● Instructions for the task
Please retype every line of the listing below verbatim, changing nothing.

● Data extract
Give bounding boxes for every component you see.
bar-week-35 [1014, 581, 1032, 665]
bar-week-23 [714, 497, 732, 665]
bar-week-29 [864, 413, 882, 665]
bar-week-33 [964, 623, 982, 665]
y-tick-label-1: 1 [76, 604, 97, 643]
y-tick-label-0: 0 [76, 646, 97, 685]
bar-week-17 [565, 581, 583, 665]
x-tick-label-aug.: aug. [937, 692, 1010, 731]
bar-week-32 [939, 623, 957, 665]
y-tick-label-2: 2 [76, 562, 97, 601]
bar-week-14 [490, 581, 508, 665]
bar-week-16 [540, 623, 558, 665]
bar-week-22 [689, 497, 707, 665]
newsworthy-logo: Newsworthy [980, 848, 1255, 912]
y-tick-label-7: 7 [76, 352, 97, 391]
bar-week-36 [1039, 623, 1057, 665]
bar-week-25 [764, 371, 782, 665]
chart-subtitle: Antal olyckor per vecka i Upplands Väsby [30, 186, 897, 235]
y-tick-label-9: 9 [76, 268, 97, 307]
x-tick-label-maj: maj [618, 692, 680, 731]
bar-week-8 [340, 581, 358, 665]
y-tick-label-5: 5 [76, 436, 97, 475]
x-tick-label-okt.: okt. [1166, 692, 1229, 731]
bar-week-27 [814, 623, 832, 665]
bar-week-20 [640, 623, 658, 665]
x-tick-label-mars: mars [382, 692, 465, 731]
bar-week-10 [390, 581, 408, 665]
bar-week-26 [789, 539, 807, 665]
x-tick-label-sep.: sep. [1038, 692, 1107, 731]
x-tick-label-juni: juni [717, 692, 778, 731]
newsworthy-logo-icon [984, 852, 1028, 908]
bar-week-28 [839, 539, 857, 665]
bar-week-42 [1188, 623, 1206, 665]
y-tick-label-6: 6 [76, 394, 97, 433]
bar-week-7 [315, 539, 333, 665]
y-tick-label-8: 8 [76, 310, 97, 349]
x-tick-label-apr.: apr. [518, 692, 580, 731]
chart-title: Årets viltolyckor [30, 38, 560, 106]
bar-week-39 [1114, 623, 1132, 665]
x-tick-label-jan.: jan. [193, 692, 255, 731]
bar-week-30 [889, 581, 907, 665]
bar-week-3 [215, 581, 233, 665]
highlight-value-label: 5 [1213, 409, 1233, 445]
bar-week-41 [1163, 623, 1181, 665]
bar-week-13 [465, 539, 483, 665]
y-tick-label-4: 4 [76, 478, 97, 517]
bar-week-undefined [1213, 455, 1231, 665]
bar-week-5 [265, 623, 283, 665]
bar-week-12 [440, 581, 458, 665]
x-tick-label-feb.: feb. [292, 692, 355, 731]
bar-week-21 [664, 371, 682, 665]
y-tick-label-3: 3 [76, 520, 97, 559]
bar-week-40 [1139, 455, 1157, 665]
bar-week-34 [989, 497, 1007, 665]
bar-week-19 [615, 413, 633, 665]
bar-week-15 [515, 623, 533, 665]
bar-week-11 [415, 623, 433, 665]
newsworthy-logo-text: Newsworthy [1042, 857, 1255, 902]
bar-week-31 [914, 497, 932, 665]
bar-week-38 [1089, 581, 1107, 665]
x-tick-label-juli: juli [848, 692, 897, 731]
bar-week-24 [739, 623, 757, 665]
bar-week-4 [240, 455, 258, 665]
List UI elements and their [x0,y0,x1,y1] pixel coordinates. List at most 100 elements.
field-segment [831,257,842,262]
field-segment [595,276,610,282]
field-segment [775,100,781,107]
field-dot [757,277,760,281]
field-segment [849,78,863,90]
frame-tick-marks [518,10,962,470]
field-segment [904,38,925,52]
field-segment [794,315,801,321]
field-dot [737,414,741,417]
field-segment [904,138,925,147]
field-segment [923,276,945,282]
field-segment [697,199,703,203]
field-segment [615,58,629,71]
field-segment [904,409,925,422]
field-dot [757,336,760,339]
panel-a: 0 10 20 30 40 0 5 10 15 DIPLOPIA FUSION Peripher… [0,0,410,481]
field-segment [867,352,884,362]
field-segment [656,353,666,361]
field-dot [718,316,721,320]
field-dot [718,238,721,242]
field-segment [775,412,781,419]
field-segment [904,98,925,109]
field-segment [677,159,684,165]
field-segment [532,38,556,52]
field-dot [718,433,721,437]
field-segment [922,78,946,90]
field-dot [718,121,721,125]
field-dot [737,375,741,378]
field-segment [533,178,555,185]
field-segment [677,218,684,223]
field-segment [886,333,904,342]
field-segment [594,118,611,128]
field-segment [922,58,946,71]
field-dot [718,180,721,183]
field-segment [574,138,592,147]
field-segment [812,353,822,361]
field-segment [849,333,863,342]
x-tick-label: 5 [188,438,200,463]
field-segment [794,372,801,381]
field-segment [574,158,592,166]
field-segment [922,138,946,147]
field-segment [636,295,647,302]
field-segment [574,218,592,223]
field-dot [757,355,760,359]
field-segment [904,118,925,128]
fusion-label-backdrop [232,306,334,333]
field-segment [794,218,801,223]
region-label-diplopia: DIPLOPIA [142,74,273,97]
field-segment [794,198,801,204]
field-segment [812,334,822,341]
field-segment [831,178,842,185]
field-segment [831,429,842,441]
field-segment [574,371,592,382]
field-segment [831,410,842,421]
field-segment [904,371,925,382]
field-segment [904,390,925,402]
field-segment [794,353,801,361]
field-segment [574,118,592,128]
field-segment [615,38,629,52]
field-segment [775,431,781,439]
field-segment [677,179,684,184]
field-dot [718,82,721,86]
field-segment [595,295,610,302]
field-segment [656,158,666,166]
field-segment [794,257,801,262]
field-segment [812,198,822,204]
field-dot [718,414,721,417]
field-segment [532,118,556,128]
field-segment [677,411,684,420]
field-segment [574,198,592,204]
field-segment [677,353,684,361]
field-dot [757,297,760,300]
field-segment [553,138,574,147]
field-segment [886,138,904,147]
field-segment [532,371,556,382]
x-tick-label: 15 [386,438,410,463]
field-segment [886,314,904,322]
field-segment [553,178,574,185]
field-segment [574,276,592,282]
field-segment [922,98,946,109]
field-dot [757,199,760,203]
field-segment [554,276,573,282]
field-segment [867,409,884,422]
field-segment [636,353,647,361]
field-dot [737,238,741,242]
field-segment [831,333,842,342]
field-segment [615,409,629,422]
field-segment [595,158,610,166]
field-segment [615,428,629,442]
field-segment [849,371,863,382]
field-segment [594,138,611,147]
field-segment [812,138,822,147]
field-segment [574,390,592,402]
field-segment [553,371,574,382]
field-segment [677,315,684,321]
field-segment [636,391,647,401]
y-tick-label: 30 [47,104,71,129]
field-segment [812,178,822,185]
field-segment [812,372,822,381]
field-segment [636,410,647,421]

● Result of this exercise
Give bounding boxes for every component you see.
bar-week-35 [1014, 581, 1032, 665]
bar-week-23 [714, 497, 732, 665]
bar-week-29 [864, 413, 882, 665]
bar-week-33 [964, 623, 982, 665]
y-tick-label-1: 1 [76, 604, 97, 643]
y-tick-label-0: 0 [76, 646, 97, 685]
bar-week-17 [565, 581, 583, 665]
x-tick-label-aug.: aug. [937, 692, 1010, 731]
bar-week-32 [939, 623, 957, 665]
y-tick-label-2: 2 [76, 562, 97, 601]
bar-week-14 [490, 581, 508, 665]
bar-week-16 [540, 623, 558, 665]
bar-week-22 [689, 497, 707, 665]
newsworthy-logo: Newsworthy [980, 848, 1255, 912]
y-tick-label-7: 7 [76, 352, 97, 391]
bar-week-36 [1039, 623, 1057, 665]
bar-week-25 [764, 371, 782, 665]
chart-subtitle: Antal olyckor per vecka i Upplands Väsby [30, 186, 897, 235]
y-tick-label-9: 9 [76, 268, 97, 307]
x-tick-label-maj: maj [618, 692, 680, 731]
bar-week-8 [340, 581, 358, 665]
y-tick-label-5: 5 [76, 436, 97, 475]
x-tick-label-okt.: okt. [1166, 692, 1229, 731]
bar-week-27 [814, 623, 832, 665]
bar-week-20 [640, 623, 658, 665]
x-tick-label-mars: mars [382, 692, 465, 731]
bar-week-10 [390, 581, 408, 665]
bar-week-26 [789, 539, 807, 665]
x-tick-label-sep.: sep. [1038, 692, 1107, 731]
x-tick-label-juni: juni [717, 692, 778, 731]
newsworthy-logo-icon [984, 852, 1028, 908]
bar-week-28 [839, 539, 857, 665]
bar-week-42 [1188, 623, 1206, 665]
y-tick-label-6: 6 [76, 394, 97, 433]
bar-week-7 [315, 539, 333, 665]
y-tick-label-8: 8 [76, 310, 97, 349]
x-tick-label-apr.: apr. [518, 692, 580, 731]
chart-title: Årets viltolyckor [30, 38, 560, 106]
bar-week-39 [1114, 623, 1132, 665]
x-tick-label-jan.: jan. [193, 692, 255, 731]
bar-week-30 [889, 581, 907, 665]
bar-week-3 [215, 581, 233, 665]
highlight-value-label: 5 [1213, 409, 1233, 445]
bar-week-41 [1163, 623, 1181, 665]
bar-week-13 [465, 539, 483, 665]
y-tick-label-4: 4 [76, 478, 97, 517]
bar-week-undefined [1213, 455, 1231, 665]
bar-week-5 [265, 623, 283, 665]
bar-week-12 [440, 581, 458, 665]
x-tick-label-feb.: feb. [292, 692, 355, 731]
bar-week-21 [664, 371, 682, 665]
y-tick-label-3: 3 [76, 520, 97, 559]
bar-week-40 [1139, 455, 1157, 665]
bar-week-34 [989, 497, 1007, 665]
bar-week-19 [615, 413, 633, 665]
bar-week-15 [515, 623, 533, 665]
bar-week-11 [415, 623, 433, 665]
newsworthy-logo-text: Newsworthy [1042, 857, 1255, 902]
bar-week-31 [914, 497, 932, 665]
bar-week-38 [1089, 581, 1107, 665]
x-tick-label-juli: juli [848, 692, 897, 731]
bar-week-24 [739, 623, 757, 665]
bar-week-4 [240, 455, 258, 665]
List UI elements and their [x0,y0,x1,y1] pixel coordinates. List at most 100 elements.
field-segment [831,257,842,262]
field-segment [595,276,610,282]
field-segment [775,100,781,107]
field-dot [757,277,760,281]
field-segment [849,78,863,90]
frame-tick-marks [518,10,962,470]
field-segment [904,38,925,52]
field-segment [794,315,801,321]
field-dot [737,414,741,417]
field-segment [904,138,925,147]
field-segment [923,276,945,282]
field-segment [697,199,703,203]
field-segment [615,58,629,71]
field-segment [904,409,925,422]
field-dot [757,336,760,339]
panel-a: 0 10 20 30 40 0 5 10 15 DIPLOPIA FUSION Peripher… [0,0,410,481]
field-segment [867,352,884,362]
field-segment [656,353,666,361]
field-dot [718,316,721,320]
field-dot [718,238,721,242]
field-segment [775,412,781,419]
field-segment [904,98,925,109]
field-segment [677,159,684,165]
field-segment [532,38,556,52]
field-dot [718,433,721,437]
field-segment [922,78,946,90]
field-dot [718,121,721,125]
field-dot [737,375,741,378]
field-segment [533,178,555,185]
field-segment [677,218,684,223]
field-segment [886,333,904,342]
field-segment [594,118,611,128]
field-segment [922,58,946,71]
field-dot [718,180,721,183]
field-segment [574,138,592,147]
field-segment [812,353,822,361]
field-segment [849,333,863,342]
x-tick-label: 5 [188,438,200,463]
field-segment [794,372,801,381]
field-segment [574,158,592,166]
field-segment [922,138,946,147]
field-segment [636,295,647,302]
field-segment [574,218,592,223]
field-dot [757,355,760,359]
field-segment [904,118,925,128]
fusion-label-backdrop [232,306,334,333]
field-segment [794,218,801,223]
region-label-diplopia: DIPLOPIA [142,74,273,97]
field-segment [794,198,801,204]
field-segment [812,334,822,341]
field-segment [831,178,842,185]
field-segment [831,429,842,441]
field-segment [574,371,592,382]
field-segment [831,410,842,421]
field-segment [904,371,925,382]
field-segment [904,390,925,402]
field-segment [794,353,801,361]
field-segment [574,118,592,128]
field-segment [615,38,629,52]
field-segment [775,431,781,439]
field-segment [677,179,684,184]
field-dot [718,82,721,86]
field-segment [595,295,610,302]
field-segment [656,158,666,166]
field-segment [794,257,801,262]
field-segment [812,198,822,204]
field-dot [718,414,721,417]
field-segment [532,118,556,128]
field-segment [677,411,684,420]
field-segment [574,198,592,204]
field-segment [677,353,684,361]
field-dot [757,297,760,300]
field-segment [553,138,574,147]
field-segment [886,138,904,147]
field-segment [532,371,556,382]
x-tick-label: 15 [386,438,410,463]
field-segment [886,314,904,322]
field-segment [553,178,574,185]
field-segment [574,276,592,282]
field-segment [922,98,946,109]
field-dot [757,199,760,203]
field-segment [554,276,573,282]
field-segment [867,409,884,422]
field-segment [636,353,647,361]
field-dot [737,238,741,242]
field-segment [831,333,842,342]
field-segment [615,409,629,422]
field-segment [595,158,610,166]
field-segment [615,428,629,442]
field-segment [849,371,863,382]
field-segment [594,138,611,147]
field-segment [812,138,822,147]
field-segment [574,390,592,402]
field-segment [553,371,574,382]
field-segment [677,315,684,321]
field-segment [636,391,647,401]
y-tick-label: 30 [47,104,71,129]
field-segment [812,178,822,185]
field-segment [812,372,822,381]
field-segment [636,410,647,421]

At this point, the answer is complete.